Dataset rows about figures
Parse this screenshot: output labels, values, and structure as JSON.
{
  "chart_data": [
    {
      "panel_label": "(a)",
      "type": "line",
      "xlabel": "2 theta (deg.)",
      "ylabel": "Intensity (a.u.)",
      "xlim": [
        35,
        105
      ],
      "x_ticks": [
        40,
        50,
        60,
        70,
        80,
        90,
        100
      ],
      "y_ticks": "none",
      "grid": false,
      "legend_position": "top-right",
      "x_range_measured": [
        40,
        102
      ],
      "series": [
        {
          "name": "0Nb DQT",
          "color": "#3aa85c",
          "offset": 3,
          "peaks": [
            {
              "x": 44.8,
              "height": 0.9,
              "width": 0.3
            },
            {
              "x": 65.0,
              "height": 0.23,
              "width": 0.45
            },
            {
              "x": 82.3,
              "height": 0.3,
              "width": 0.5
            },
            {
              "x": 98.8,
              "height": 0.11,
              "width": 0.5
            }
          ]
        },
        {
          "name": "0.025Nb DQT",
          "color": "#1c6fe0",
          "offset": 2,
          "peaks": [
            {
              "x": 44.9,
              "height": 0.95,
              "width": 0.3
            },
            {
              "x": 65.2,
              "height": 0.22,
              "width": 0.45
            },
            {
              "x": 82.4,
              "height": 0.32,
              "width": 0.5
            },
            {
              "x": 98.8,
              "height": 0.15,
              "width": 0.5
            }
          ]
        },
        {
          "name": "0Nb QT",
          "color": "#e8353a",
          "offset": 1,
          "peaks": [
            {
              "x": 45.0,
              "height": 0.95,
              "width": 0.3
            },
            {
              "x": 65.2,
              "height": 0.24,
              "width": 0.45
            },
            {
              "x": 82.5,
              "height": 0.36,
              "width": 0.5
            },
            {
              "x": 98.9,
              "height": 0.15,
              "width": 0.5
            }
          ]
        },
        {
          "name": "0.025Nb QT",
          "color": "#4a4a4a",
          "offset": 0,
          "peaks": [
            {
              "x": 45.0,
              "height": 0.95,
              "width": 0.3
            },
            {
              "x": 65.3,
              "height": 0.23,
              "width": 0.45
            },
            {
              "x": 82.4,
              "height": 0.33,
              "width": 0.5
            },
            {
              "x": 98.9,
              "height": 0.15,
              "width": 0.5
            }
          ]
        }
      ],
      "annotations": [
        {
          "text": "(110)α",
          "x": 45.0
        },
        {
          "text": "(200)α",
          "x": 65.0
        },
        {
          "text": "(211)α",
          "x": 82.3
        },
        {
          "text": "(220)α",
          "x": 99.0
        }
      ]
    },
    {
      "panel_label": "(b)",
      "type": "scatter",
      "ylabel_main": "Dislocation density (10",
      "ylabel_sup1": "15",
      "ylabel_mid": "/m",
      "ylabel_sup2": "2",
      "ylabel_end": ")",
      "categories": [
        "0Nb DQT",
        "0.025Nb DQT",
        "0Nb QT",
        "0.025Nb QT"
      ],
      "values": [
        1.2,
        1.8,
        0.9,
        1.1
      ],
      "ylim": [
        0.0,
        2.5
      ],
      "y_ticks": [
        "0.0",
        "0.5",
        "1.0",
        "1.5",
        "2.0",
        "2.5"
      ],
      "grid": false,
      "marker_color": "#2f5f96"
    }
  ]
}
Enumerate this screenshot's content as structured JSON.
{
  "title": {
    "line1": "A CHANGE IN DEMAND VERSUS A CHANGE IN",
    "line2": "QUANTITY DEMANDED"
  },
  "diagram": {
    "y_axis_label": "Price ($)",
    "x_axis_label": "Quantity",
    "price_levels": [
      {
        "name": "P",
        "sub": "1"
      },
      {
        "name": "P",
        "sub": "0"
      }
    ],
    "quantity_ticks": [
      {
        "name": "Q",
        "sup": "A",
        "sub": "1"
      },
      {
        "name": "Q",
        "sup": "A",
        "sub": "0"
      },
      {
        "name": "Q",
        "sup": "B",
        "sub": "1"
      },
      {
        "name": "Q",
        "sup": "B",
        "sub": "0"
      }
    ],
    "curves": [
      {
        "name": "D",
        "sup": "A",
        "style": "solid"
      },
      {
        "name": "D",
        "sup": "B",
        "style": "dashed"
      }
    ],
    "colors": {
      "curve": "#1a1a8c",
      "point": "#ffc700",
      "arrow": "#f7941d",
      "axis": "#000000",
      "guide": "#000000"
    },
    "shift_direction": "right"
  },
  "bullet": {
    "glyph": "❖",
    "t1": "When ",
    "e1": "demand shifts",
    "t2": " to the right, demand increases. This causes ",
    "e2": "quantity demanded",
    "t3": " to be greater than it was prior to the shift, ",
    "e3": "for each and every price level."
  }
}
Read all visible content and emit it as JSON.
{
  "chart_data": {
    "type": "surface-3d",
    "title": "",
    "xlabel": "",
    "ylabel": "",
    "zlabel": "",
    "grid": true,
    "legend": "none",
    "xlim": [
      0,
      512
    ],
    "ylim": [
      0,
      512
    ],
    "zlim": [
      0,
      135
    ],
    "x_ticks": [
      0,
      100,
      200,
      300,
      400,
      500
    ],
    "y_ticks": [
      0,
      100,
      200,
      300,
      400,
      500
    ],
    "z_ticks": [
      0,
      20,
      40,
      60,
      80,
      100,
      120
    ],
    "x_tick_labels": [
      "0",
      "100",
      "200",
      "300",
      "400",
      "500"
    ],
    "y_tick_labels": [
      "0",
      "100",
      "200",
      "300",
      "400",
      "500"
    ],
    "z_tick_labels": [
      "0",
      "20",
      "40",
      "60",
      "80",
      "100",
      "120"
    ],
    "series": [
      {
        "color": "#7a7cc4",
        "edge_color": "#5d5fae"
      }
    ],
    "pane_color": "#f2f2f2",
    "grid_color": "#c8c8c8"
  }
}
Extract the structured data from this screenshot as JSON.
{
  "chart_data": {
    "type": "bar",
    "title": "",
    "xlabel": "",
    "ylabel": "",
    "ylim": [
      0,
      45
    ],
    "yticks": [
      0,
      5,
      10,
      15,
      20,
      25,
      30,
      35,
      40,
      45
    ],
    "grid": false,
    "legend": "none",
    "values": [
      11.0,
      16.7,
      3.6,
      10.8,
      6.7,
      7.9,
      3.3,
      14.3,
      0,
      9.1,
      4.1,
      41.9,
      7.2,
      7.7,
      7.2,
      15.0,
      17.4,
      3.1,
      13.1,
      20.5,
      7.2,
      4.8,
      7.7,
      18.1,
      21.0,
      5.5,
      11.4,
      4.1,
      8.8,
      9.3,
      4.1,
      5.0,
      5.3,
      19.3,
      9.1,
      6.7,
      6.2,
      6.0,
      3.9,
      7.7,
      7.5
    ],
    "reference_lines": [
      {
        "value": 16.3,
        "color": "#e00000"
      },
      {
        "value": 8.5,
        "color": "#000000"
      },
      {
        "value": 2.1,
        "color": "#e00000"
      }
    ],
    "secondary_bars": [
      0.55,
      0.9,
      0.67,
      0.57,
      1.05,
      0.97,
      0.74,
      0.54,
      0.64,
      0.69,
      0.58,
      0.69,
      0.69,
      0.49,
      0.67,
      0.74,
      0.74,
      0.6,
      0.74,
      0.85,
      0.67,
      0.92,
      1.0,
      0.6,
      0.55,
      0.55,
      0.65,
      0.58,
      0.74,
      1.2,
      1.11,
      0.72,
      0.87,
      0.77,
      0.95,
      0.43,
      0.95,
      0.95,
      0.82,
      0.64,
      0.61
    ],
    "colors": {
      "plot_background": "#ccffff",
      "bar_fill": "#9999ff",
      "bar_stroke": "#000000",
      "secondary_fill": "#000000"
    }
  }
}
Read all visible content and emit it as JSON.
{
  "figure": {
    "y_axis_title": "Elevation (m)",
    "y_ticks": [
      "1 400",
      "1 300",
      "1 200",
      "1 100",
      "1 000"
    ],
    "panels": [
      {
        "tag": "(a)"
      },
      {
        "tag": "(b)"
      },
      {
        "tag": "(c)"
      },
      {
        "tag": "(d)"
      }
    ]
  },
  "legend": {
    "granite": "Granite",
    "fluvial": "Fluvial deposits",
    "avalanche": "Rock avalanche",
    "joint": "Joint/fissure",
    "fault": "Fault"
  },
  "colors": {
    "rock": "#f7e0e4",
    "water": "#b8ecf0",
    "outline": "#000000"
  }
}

**To do:** Copy every line that contains the string "text".

**Task solution:**
          "text": "(110)α",
          "text": "(200)α",
          "text": "(211)α",
          "text": "(220)α",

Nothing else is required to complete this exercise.